[START OF WORKING DATA]

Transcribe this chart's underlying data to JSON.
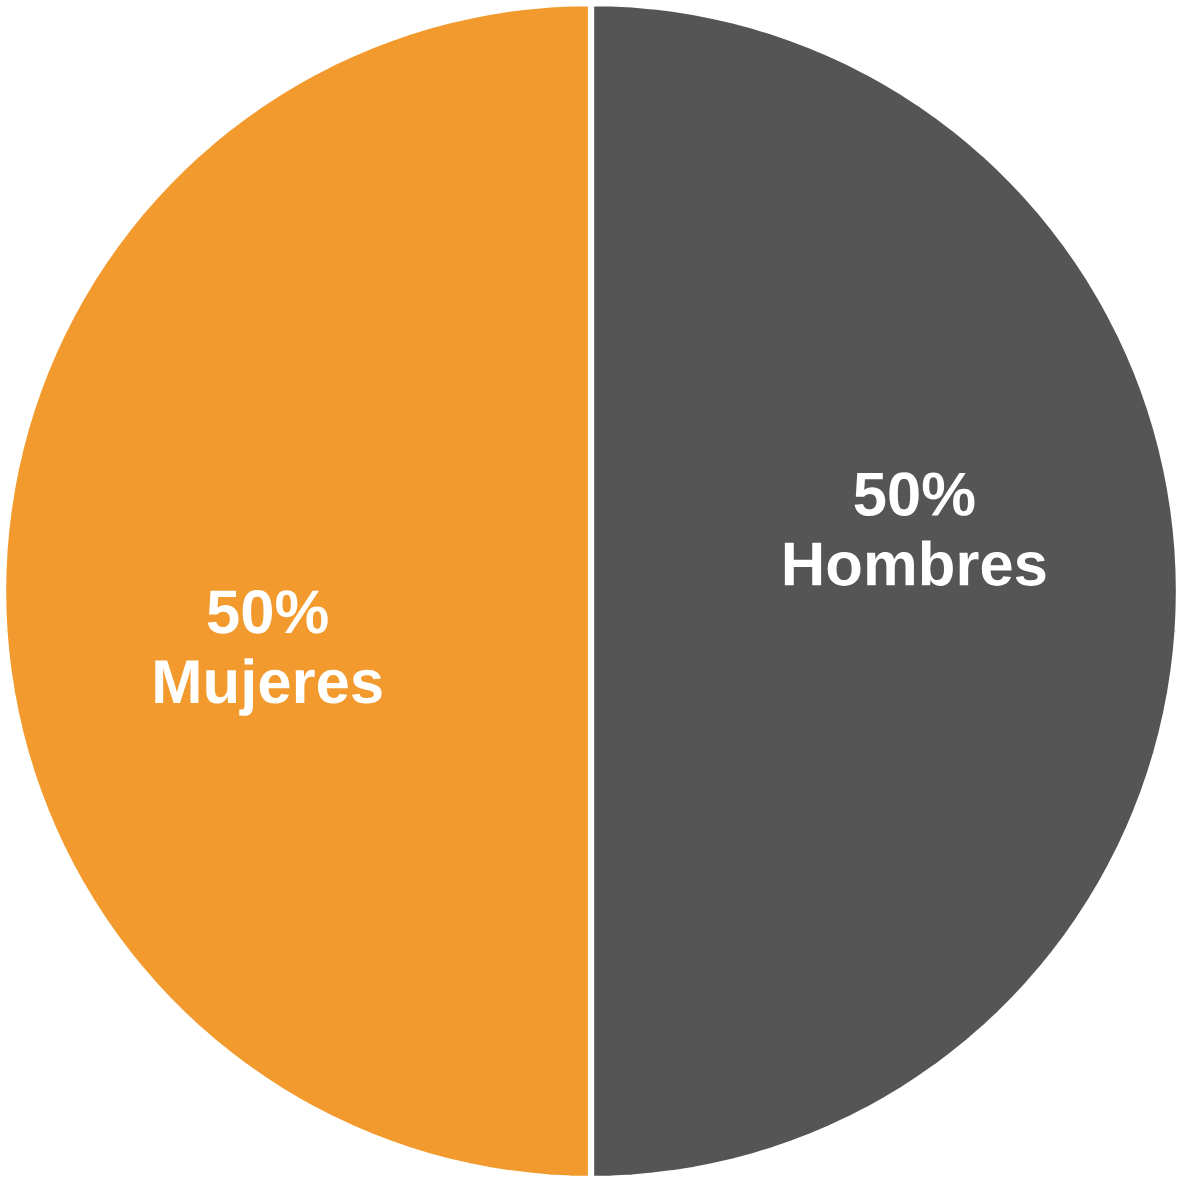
{
  "chart_data": {
    "type": "pie",
    "categories": [
      "Hombres",
      "Mujeres"
    ],
    "values": [
      50,
      50
    ],
    "value_labels": [
      "50%",
      "50%"
    ],
    "colors": [
      "#555555",
      "#f29a2e"
    ]
  }
}
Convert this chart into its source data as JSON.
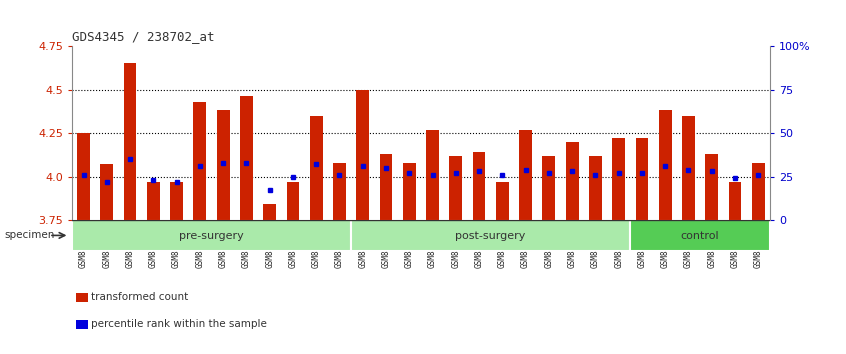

[END OF WORKING DATA]

◆ **INSTRUCTIONS TO FOLLOW**: The data above needs to be retyped exactly, with the images left out.

◆ **SOLVED PROBLEM**:
Transcribe this chart's underlying data to JSON.
{
  "chart_data": {
    "type": "pie",
    "categories": [
      "Hombres",
      "Mujeres"
    ],
    "values": [
      50,
      50
    ],
    "value_labels": [
      "50%",
      "50%"
    ],
    "colors": [
      "#555555",
      "#f29a2e"
    ]
  }
}
Convert this chart into its source data as JSON.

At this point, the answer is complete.